=== Written instruction ===
Your task is to gather the lines below that hold the string "lieu".

Stored dataset items:
========================

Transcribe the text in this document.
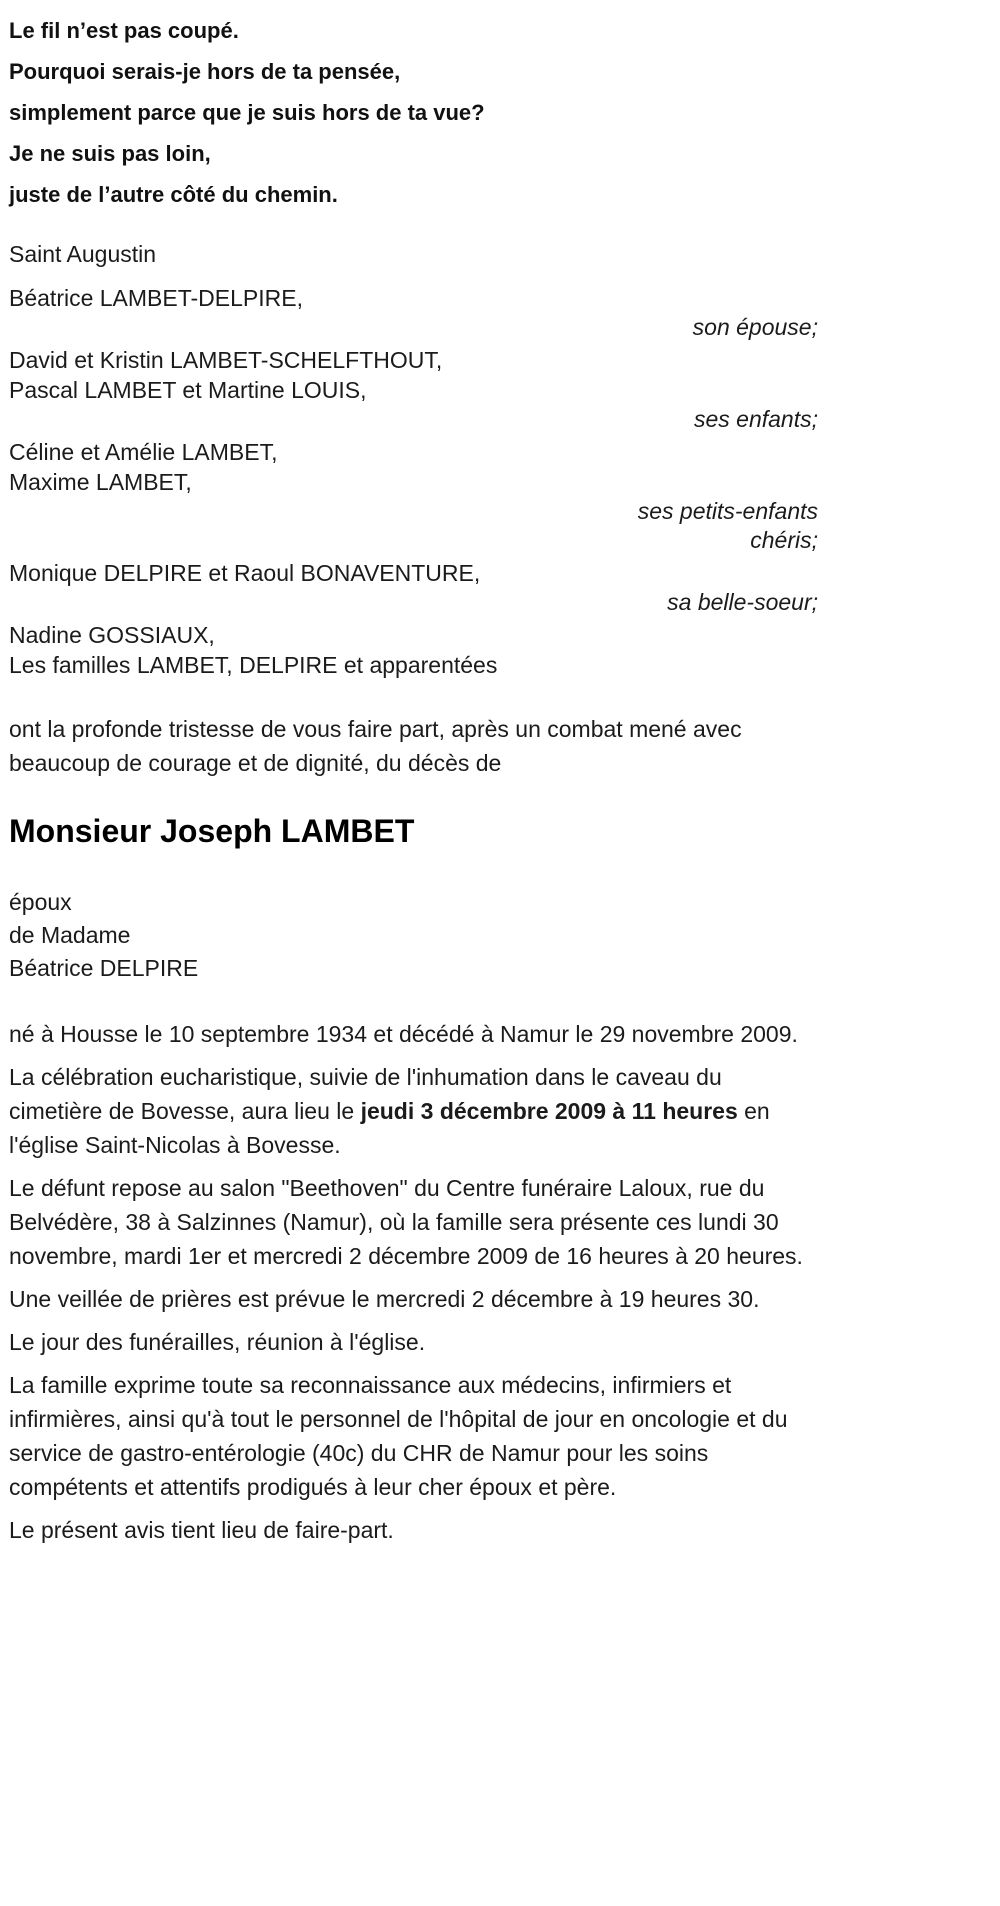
Le fil n’est pas coupé.

Pourquoi serais-je hors de ta pensée,

simplement parce que je suis hors de ta vue?

Je ne suis pas loin,

juste de l’autre côté du chemin.

Saint Augustin

Béatrice LAMBET-DELPIRE,

son épouse;

David et Kristin LAMBET-SCHELFTHOUT,

Pascal LAMBET et Martine LOUIS,

ses enfants;

Céline et Amélie LAMBET,

Maxime LAMBET,

ses petits-enfants chéris;

Monique DELPIRE et Raoul BONAVENTURE,

sa belle-soeur;

Nadine GOSSIAUX,

Les familles LAMBET, DELPIRE et apparentées

ont la profonde tristesse de vous faire part, après un combat mené avec beaucoup de courage et de dignité, du décès de

Monsieur Joseph LAMBET

époux

de Madame

Béatrice DELPIRE

né à Housse le 10 septembre 1934 et décédé à Namur le 29 novembre 2009.

La célébration eucharistique, suivie de l'inhumation dans le caveau du cimetière de Bovesse, aura lieu le jeudi 3 décembre 2009 à 11 heures en l'église Saint-Nicolas à Bovesse.

Le défunt repose au salon "Beethoven" du Centre funéraire Laloux, rue du Belvédère, 38 à Salzinnes (Namur), où la famille sera présente ces lundi 30 novembre, mardi 1er et mercredi 2 décembre 2009 de 16 heures à 20 heures.

Une veillée de prières est prévue le mercredi 2 décembre à 19 heures 30.

Le jour des funérailles, réunion à l'église.

La famille exprime toute sa reconnaissance aux médecins, infirmiers et infirmières, ainsi qu'à tout le personnel de l'hôpital de jour en oncologie et du service de gastro-entérologie (40c) du CHR de Namur pour les soins compétents et attentifs prodigués à leur cher époux et père.

Le présent avis tient lieu de faire-part.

========================

=== Task response ===
La célébration eucharistique, suivie de l'inhumation dans le caveau du cimetière de Bovesse, aura lieu le jeudi 3 décembre 2009 à 11 heures en l'église Saint-Nicolas à Bovesse.
Le présent avis tient lieu de faire-part.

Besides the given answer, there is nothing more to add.